> _Source data_:
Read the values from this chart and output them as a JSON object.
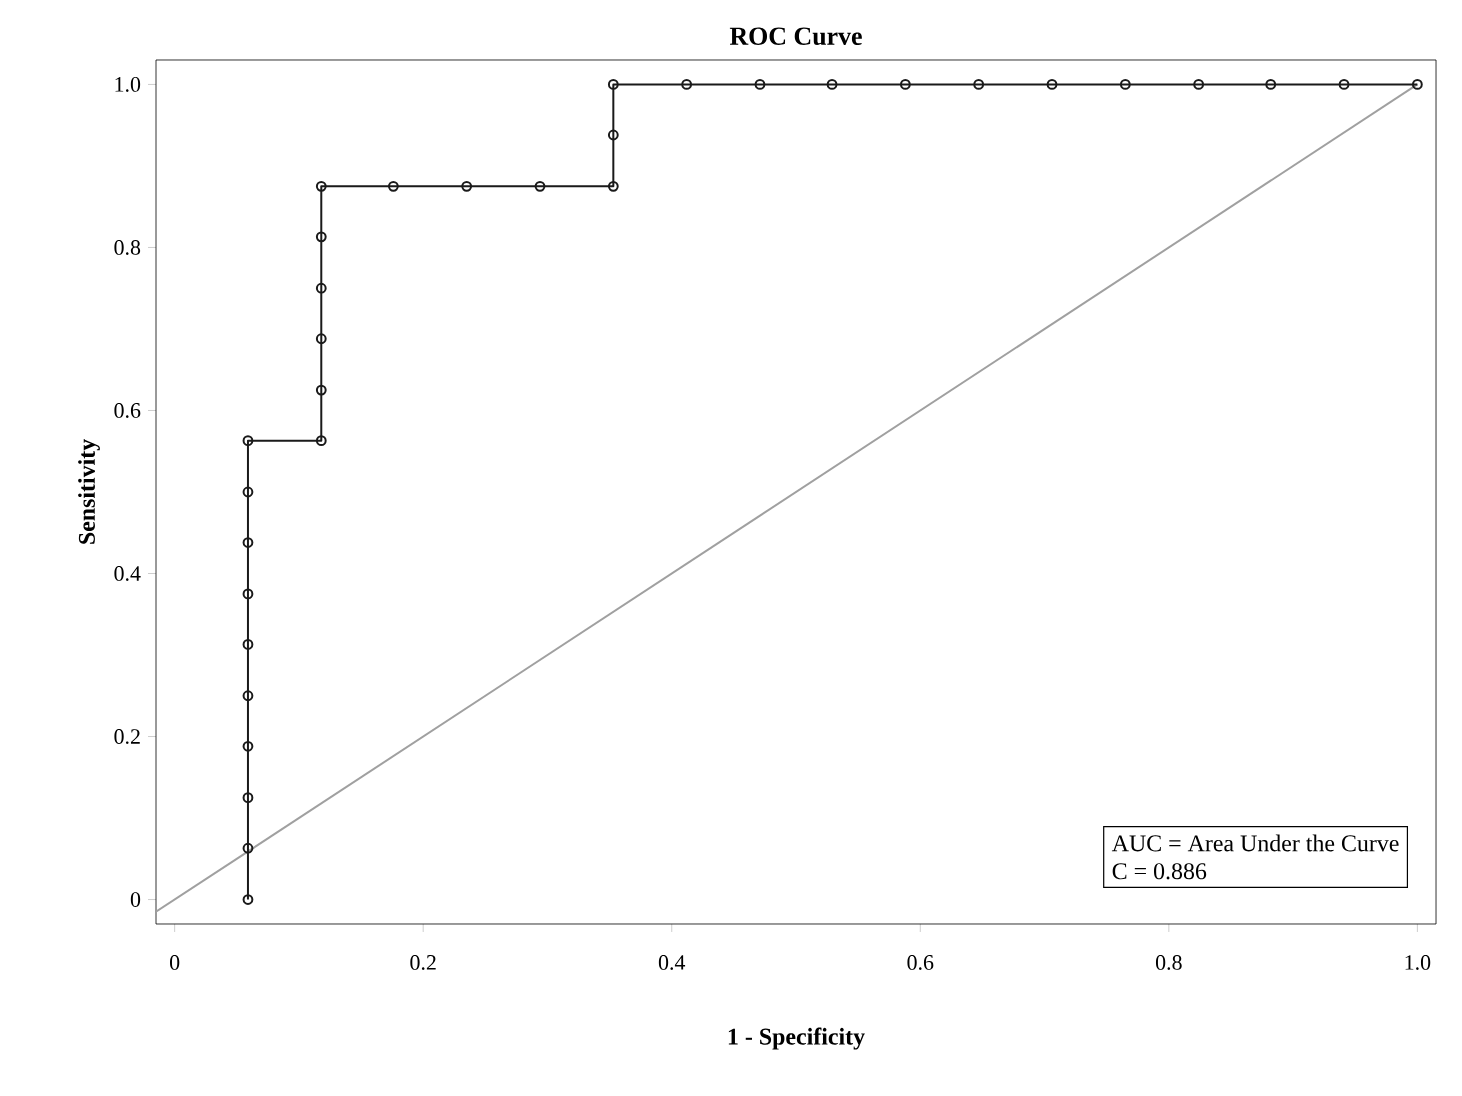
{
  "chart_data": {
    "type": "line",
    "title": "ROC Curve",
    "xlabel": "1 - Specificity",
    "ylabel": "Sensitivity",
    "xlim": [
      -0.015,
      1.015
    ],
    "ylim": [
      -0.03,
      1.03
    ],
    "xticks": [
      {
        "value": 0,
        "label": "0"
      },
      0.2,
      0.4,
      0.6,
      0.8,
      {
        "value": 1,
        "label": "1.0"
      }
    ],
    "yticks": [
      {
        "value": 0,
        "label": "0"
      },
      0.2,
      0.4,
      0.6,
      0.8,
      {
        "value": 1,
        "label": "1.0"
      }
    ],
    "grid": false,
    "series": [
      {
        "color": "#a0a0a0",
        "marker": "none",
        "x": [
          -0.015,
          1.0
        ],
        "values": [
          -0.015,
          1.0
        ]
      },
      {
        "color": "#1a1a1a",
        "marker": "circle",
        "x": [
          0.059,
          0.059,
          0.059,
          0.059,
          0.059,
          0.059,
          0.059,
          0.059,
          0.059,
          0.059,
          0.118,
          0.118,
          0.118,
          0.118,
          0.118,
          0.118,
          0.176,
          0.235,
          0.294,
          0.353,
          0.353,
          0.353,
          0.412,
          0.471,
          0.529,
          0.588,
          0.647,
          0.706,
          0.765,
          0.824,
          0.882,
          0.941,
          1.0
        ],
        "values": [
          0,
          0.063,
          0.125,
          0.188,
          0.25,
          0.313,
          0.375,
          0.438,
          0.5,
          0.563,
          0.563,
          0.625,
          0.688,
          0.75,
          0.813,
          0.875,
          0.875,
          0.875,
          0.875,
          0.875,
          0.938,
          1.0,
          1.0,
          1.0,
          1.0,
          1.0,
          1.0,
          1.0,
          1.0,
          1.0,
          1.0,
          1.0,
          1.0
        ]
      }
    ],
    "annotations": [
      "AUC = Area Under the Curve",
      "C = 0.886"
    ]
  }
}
==
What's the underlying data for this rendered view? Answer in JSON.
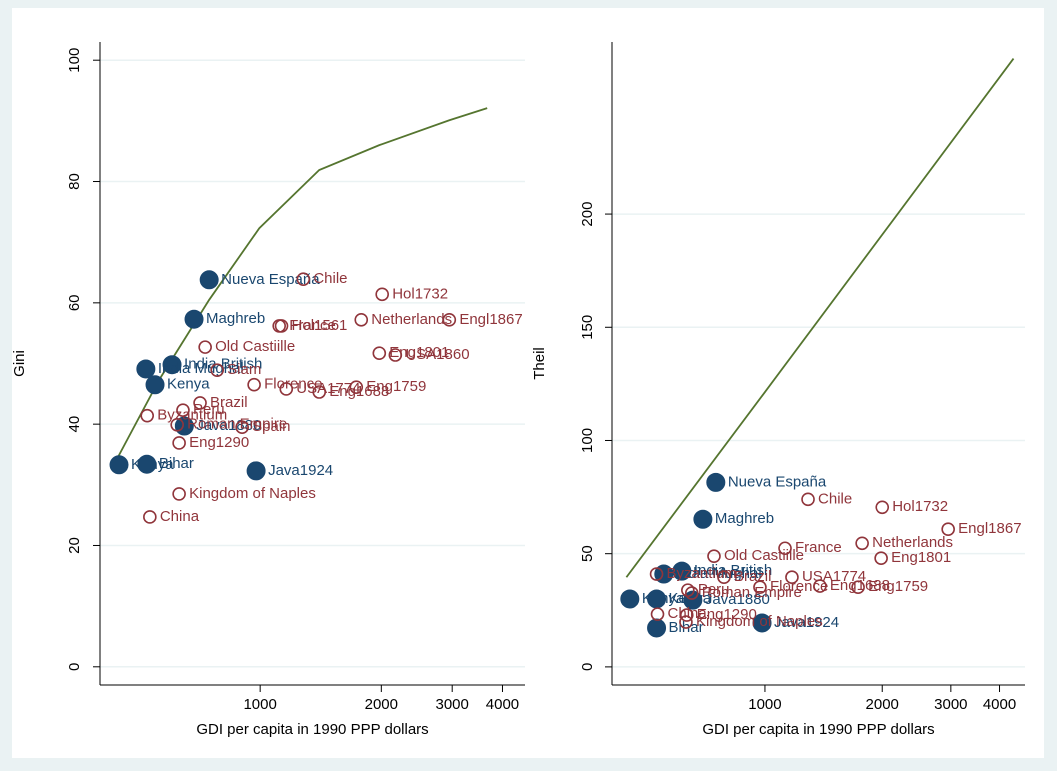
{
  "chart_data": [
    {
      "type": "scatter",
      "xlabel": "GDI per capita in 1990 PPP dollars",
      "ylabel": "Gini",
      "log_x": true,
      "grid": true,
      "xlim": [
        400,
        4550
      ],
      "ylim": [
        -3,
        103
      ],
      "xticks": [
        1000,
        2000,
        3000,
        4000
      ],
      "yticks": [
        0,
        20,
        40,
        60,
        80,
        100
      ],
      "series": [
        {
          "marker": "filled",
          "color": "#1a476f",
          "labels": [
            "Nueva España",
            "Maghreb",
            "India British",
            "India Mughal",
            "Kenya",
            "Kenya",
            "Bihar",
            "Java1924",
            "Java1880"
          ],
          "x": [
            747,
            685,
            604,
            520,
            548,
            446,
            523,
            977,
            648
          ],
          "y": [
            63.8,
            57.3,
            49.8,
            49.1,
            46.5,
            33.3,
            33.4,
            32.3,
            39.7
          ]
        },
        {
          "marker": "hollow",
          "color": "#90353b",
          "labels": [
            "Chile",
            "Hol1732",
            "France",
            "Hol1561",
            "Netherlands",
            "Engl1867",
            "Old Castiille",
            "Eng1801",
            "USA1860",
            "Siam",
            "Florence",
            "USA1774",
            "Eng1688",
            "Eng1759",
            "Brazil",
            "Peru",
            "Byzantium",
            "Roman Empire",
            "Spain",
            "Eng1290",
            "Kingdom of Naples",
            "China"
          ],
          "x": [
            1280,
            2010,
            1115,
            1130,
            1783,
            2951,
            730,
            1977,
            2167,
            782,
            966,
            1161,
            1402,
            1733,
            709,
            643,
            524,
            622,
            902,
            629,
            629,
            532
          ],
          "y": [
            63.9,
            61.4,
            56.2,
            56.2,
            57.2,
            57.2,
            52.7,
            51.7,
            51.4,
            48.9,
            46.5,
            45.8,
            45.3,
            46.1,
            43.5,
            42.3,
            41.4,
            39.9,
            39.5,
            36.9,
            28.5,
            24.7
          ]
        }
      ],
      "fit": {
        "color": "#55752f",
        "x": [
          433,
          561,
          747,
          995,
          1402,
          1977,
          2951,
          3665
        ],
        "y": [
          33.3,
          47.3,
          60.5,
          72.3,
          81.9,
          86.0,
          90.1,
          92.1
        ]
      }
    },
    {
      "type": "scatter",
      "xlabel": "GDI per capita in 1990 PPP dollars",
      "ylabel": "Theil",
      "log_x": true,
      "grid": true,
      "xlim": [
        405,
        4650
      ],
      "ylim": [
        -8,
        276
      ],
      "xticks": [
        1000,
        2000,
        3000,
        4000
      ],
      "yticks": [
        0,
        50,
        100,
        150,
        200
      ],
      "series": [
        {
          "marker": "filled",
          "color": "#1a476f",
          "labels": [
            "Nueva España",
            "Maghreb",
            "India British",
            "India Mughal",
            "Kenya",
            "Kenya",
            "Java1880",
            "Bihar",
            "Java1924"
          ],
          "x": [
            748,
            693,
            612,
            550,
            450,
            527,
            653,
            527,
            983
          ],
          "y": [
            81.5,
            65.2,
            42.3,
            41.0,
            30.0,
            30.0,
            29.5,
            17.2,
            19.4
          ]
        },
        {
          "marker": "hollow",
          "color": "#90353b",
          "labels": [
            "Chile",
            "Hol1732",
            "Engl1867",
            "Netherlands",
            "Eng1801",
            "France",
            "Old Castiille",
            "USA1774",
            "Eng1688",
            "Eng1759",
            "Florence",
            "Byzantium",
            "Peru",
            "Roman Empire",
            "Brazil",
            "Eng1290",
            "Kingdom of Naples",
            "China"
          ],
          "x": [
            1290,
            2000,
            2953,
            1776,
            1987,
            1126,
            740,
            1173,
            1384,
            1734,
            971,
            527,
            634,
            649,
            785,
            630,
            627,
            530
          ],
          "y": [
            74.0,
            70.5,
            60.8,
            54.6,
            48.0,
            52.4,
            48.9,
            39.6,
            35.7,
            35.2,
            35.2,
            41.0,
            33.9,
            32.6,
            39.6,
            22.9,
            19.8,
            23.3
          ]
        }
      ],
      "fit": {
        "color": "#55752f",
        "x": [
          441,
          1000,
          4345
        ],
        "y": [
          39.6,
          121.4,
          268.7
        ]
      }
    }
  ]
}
==
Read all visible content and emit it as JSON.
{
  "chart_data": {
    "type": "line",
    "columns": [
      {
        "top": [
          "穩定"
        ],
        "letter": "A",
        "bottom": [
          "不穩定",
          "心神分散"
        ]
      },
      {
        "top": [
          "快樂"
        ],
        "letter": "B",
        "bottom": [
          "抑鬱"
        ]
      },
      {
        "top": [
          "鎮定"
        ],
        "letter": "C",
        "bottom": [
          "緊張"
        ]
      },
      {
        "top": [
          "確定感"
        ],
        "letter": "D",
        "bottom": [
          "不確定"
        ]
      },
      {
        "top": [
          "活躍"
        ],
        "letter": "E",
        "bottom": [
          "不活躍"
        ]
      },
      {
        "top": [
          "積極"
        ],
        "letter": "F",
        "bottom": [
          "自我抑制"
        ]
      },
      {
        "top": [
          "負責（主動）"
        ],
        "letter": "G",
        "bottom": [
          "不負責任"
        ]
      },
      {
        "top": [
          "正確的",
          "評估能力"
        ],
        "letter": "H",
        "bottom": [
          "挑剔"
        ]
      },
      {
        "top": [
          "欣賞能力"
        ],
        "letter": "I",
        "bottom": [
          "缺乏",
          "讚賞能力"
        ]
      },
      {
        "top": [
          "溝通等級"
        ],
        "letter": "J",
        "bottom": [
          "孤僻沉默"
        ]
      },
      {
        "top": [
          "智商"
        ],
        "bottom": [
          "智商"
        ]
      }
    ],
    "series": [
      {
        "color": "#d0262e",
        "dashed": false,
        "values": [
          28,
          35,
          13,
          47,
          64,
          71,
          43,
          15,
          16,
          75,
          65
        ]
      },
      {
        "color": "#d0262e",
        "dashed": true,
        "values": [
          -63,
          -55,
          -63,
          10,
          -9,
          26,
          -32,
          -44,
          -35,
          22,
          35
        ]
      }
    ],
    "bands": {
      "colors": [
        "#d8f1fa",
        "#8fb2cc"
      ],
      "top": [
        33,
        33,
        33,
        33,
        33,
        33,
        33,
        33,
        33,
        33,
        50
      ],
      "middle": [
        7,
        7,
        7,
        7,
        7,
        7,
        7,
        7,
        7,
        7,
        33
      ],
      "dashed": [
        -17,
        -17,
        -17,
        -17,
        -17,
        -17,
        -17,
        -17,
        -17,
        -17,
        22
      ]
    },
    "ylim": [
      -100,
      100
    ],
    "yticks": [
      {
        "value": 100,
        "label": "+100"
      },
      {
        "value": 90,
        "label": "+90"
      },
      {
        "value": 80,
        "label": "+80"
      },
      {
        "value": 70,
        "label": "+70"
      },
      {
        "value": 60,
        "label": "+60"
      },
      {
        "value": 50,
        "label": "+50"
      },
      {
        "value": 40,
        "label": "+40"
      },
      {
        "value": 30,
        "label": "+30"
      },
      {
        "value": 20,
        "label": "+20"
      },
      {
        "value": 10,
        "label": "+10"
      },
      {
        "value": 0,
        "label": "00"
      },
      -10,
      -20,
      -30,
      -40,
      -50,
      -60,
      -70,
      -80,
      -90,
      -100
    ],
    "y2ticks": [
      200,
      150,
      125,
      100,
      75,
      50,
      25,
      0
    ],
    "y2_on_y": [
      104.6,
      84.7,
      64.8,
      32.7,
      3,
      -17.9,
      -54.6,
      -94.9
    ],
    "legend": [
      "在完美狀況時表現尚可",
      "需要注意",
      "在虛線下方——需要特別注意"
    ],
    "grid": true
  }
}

> _Given task_: Check each line above for the string "grid" and show the ones that have it.

> _Answer for the task_:
    "grid": false,
      "grid": true,
      "grid": true,
    "grid": true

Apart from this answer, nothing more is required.